Print the listing below exactly.

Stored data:
= = = = = = =

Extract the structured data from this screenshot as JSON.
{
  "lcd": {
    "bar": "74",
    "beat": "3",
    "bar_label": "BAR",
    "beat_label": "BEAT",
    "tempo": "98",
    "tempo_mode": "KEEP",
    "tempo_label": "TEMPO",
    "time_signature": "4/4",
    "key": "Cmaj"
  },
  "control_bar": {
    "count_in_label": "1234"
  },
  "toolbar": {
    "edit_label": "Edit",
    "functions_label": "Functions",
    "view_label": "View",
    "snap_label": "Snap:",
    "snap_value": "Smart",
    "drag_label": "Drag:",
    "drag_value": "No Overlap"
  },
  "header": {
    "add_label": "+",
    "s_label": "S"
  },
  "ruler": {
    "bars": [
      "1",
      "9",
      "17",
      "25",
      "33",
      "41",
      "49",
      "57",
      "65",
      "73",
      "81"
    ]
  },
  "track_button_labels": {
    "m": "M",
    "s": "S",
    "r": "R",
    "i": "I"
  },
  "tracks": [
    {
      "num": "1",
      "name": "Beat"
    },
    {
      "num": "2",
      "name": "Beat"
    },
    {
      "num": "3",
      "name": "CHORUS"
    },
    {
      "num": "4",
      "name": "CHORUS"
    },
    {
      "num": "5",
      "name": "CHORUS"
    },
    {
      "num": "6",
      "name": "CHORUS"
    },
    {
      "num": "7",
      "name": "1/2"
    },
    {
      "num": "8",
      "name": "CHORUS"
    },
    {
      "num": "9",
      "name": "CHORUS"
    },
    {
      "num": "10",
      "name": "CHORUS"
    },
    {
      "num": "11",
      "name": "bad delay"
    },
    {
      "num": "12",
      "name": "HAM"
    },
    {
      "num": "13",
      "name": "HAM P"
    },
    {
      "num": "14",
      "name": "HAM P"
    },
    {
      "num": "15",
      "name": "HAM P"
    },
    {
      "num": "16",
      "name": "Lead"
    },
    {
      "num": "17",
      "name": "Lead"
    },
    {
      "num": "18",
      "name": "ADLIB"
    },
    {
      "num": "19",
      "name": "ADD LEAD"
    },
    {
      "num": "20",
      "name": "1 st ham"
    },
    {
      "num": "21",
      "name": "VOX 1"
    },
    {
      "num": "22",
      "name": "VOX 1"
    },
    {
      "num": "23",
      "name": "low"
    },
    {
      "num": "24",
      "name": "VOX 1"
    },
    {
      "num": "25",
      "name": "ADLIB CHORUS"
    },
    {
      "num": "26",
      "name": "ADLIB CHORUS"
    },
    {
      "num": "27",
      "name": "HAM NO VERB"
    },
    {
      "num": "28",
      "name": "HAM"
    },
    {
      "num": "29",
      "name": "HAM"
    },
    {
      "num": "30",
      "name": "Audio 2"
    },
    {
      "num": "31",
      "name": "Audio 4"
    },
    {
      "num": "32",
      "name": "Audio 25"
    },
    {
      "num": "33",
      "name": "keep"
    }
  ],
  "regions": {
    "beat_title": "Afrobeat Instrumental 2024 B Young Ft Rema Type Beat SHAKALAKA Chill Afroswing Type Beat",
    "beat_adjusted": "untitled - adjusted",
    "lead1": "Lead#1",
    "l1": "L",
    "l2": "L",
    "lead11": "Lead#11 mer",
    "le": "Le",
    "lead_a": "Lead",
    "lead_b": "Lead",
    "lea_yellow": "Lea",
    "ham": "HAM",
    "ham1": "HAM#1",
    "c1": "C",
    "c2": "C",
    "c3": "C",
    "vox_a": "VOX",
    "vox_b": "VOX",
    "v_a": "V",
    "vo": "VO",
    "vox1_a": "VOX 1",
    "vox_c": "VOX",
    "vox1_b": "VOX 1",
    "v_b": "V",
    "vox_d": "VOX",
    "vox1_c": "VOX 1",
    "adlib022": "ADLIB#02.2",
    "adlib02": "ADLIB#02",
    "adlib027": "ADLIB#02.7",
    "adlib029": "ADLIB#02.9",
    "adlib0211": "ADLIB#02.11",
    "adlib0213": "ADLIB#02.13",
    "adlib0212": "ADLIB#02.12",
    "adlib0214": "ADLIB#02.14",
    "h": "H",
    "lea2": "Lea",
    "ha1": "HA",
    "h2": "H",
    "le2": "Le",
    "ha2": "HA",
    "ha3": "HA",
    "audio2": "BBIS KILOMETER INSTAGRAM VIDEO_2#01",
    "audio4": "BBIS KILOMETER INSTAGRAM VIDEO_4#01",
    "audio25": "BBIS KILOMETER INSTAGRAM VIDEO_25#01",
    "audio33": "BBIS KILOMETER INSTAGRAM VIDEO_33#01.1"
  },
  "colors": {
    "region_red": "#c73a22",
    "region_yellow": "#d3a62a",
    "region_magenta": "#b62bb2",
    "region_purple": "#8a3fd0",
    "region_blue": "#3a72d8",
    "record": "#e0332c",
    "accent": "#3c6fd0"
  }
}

= = = = = = =

Complete output:
Extract the structured data from this screenshot as JSON.
{
  "lcd": {
    "bar": "74",
    "beat": "3",
    "bar_label": "BAR",
    "beat_label": "BEAT",
    "tempo": "98",
    "tempo_mode": "KEEP",
    "tempo_label": "TEMPO",
    "time_signature": "4/4",
    "key": "Cmaj"
  },
  "control_bar": {
    "count_in_label": "1234"
  },
  "toolbar": {
    "edit_label": "Edit",
    "functions_label": "Functions",
    "view_label": "View",
    "snap_label": "Snap:",
    "snap_value": "Smart",
    "drag_label": "Drag:",
    "drag_value": "No Overlap"
  },
  "header": {
    "add_label": "+",
    "s_label": "S"
  },
  "ruler": {
    "bars": [
      "1",
      "9",
      "17",
      "25",
      "33",
      "41",
      "49",
      "57",
      "65",
      "73",
      "81"
    ]
  },
  "track_button_labels": {
    "m": "M",
    "s": "S",
    "r": "R",
    "i": "I"
  },
  "tracks": [
    {
      "num": "1",
      "name": "Beat"
    },
    {
      "num": "2",
      "name": "Beat"
    },
    {
      "num": "3",
      "name": "CHORUS"
    },
    {
      "num": "4",
      "name": "CHORUS"
    },
    {
      "num": "5",
      "name": "CHORUS"
    },
    {
      "num": "6",
      "name": "CHORUS"
    },
    {
      "num": "7",
      "name": "1/2"
    },
    {
      "num": "8",
      "name": "CHORUS"
    },
    {
      "num": "9",
      "name": "CHORUS"
    },
    {
      "num": "10",
      "name": "CHORUS"
    },
    {
      "num": "11",
      "name": "bad delay"
    },
    {
      "num": "12",
      "name": "HAM"
    },
    {
      "num": "13",
      "name": "HAM P"
    },
    {
      "num": "14",
      "name": "HAM P"
    },
    {
      "num": "15",
      "name": "HAM P"
    },
    {
      "num": "16",
      "name": "Lead"
    },
    {
      "num": "17",
      "name": "Lead"
    },
    {
      "num": "18",
      "name": "ADLIB"
    },
    {
      "num": "19",
      "name": "ADD LEAD"
    },
    {
      "num": "20",
      "name": "1 st ham"
    },
    {
      "num": "21",
      "name": "VOX 1"
    },
    {
      "num": "22",
      "name": "VOX 1"
    },
    {
      "num": "23",
      "name": "low"
    },
    {
      "num": "24",
      "name": "VOX 1"
    },
    {
      "num": "25",
      "name": "ADLIB CHORUS"
    },
    {
      "num": "26",
      "name": "ADLIB CHORUS"
    },
    {
      "num": "27",
      "name": "HAM NO VERB"
    },
    {
      "num": "28",
      "name": "HAM"
    },
    {
      "num": "29",
      "name": "HAM"
    },
    {
      "num": "30",
      "name": "Audio 2"
    },
    {
      "num": "31",
      "name": "Audio 4"
    },
    {
      "num": "32",
      "name": "Audio 25"
    },
    {
      "num": "33",
      "name": "keep"
    }
  ],
  "regions": {
    "beat_title": "Afrobeat Instrumental 2024 B Young Ft Rema Type Beat SHAKALAKA Chill Afroswing Type Beat",
    "beat_adjusted": "untitled - adjusted",
    "lead1": "Lead#1",
    "l1": "L",
    "l2": "L",
    "lead11": "Lead#11 mer",
    "le": "Le",
    "lead_a": "Lead",
    "lead_b": "Lead",
    "lea_yellow": "Lea",
    "ham": "HAM",
    "ham1": "HAM#1",
    "c1": "C",
    "c2": "C",
    "c3": "C",
    "vox_a": "VOX",
    "vox_b": "VOX",
    "v_a": "V",
    "vo": "VO",
    "vox1_a": "VOX 1",
    "vox_c": "VOX",
    "vox1_b": "VOX 1",
    "v_b": "V",
    "vox_d": "VOX",
    "vox1_c": "VOX 1",
    "adlib022": "ADLIB#02.2",
    "adlib02": "ADLIB#02",
    "adlib027": "ADLIB#02.7",
    "adlib029": "ADLIB#02.9",
    "adlib0211": "ADLIB#02.11",
    "adlib0213": "ADLIB#02.13",
    "adlib0212": "ADLIB#02.12",
    "adlib0214": "ADLIB#02.14",
    "h": "H",
    "lea2": "Lea",
    "ha1": "HA",
    "h2": "H",
    "le2": "Le",
    "ha2": "HA",
    "ha3": "HA",
    "audio2": "BBIS KILOMETER INSTAGRAM VIDEO_2#01",
    "audio4": "BBIS KILOMETER INSTAGRAM VIDEO_4#01",
    "audio25": "BBIS KILOMETER INSTAGRAM VIDEO_25#01",
    "audio33": "BBIS KILOMETER INSTAGRAM VIDEO_33#01.1"
  },
  "colors": {
    "region_red": "#c73a22",
    "region_yellow": "#d3a62a",
    "region_magenta": "#b62bb2",
    "region_purple": "#8a3fd0",
    "region_blue": "#3a72d8",
    "record": "#e0332c",
    "accent": "#3c6fd0"
  }
}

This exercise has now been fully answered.